• Exercise: Extract all lines containing "looking".

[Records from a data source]

========================================================================

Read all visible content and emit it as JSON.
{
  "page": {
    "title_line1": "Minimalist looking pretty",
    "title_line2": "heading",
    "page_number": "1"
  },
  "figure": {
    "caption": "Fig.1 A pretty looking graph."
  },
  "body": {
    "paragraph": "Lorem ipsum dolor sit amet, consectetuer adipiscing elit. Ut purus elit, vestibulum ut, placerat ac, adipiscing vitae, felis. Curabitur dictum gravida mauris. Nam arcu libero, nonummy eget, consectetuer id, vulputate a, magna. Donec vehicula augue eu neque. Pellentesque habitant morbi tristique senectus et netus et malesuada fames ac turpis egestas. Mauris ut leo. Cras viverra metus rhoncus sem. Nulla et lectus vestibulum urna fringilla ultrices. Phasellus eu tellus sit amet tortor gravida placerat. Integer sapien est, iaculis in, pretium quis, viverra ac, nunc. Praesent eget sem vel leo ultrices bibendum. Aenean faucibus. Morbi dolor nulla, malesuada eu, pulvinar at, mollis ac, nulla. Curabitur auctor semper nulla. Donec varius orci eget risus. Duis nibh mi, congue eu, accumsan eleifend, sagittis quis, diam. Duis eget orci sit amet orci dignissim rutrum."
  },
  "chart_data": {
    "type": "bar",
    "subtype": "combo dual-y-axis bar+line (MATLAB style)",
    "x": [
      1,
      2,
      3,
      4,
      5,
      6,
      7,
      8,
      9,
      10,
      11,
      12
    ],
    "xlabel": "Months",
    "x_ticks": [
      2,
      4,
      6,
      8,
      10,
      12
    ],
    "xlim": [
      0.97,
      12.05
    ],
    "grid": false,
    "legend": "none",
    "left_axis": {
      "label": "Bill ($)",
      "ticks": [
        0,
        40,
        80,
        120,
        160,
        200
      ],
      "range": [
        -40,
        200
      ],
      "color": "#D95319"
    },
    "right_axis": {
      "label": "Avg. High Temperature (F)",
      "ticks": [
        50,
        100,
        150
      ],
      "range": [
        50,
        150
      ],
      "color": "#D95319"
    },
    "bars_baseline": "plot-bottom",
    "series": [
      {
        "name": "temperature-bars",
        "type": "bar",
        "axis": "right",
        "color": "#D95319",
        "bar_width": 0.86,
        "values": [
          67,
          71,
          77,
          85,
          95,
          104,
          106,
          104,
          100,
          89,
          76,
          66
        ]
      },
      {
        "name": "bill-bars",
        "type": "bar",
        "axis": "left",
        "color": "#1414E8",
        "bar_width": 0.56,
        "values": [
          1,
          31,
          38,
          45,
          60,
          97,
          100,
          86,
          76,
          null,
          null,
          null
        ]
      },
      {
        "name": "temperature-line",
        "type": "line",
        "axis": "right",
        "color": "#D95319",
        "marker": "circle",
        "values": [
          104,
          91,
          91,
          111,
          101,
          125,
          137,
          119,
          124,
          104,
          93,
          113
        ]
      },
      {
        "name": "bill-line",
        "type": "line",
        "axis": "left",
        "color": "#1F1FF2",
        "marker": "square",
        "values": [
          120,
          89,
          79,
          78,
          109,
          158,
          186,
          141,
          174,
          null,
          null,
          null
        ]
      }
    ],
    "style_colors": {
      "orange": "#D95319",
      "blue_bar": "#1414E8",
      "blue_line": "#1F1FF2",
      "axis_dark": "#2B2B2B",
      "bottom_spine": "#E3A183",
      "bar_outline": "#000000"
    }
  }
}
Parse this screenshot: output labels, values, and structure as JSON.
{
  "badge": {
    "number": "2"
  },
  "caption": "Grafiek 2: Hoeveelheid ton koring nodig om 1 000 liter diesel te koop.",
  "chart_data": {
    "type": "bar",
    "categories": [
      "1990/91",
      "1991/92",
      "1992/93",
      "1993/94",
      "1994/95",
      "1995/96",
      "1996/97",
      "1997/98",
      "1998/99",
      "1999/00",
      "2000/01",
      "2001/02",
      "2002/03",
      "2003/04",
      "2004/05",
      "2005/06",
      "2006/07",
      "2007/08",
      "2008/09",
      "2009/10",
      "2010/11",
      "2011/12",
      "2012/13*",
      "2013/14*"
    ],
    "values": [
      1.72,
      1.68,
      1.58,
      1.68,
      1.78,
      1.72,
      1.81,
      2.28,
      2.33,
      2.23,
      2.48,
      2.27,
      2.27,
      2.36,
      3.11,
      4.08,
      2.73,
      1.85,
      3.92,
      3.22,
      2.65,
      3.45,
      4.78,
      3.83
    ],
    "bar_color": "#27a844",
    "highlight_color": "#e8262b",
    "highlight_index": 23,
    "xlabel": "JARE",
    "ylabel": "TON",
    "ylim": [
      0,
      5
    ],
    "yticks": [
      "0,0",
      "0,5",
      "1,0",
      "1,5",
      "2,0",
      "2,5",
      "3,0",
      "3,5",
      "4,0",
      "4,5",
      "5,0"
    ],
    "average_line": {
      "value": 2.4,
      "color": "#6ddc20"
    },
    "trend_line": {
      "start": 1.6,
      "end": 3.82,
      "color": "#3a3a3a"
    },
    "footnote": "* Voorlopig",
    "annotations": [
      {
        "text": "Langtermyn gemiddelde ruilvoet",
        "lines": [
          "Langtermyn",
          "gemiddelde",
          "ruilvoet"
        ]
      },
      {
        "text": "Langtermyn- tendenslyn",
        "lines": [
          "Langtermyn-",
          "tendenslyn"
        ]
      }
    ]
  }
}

========================================================================

• Answer to this task:
    "title_line1": "Minimalist looking pretty",
    "caption": "Fig.1 A pretty looking graph."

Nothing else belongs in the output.